== TASK REQUIREMENTS ==
Identify the lines that contain the string "help" and copy all of them.

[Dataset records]
** Start **

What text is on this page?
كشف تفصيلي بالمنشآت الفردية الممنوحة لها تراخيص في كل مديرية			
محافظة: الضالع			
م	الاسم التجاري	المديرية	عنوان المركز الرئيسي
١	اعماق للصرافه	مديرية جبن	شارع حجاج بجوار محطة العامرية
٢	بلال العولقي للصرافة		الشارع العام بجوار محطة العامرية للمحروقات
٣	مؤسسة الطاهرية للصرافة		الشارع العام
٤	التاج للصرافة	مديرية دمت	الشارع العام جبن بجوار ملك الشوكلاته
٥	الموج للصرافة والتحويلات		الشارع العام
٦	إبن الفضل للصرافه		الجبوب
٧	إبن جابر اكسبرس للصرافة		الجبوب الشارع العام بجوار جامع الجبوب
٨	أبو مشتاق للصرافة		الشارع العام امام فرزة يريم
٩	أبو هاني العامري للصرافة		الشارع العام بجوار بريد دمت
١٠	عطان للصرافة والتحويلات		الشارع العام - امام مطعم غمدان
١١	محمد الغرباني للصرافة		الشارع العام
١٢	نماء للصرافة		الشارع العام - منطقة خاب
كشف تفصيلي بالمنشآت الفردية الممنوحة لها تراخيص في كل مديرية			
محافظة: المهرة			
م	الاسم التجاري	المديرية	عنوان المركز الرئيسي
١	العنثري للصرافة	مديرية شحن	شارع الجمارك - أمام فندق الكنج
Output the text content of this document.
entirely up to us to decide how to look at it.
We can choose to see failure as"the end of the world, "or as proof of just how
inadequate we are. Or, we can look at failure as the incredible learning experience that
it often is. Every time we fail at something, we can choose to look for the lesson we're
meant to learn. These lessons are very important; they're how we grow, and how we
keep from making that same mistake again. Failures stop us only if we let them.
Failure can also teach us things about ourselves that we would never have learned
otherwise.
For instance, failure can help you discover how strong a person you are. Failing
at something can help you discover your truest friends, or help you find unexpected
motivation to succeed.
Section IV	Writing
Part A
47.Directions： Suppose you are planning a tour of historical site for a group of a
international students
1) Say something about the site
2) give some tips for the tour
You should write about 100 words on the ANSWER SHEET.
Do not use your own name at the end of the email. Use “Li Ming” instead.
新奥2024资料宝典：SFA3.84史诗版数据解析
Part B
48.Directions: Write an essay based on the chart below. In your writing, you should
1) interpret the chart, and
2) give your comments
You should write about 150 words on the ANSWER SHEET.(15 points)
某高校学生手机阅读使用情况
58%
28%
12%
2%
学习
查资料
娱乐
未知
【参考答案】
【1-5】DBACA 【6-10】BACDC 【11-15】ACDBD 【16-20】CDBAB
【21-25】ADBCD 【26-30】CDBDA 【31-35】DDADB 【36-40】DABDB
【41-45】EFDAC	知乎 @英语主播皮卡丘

** End **

== OUTPUT ==
For instance, failure can help you discover how strong a person you are. Failing
at something can help you discover your truest friends, or help you find unexpected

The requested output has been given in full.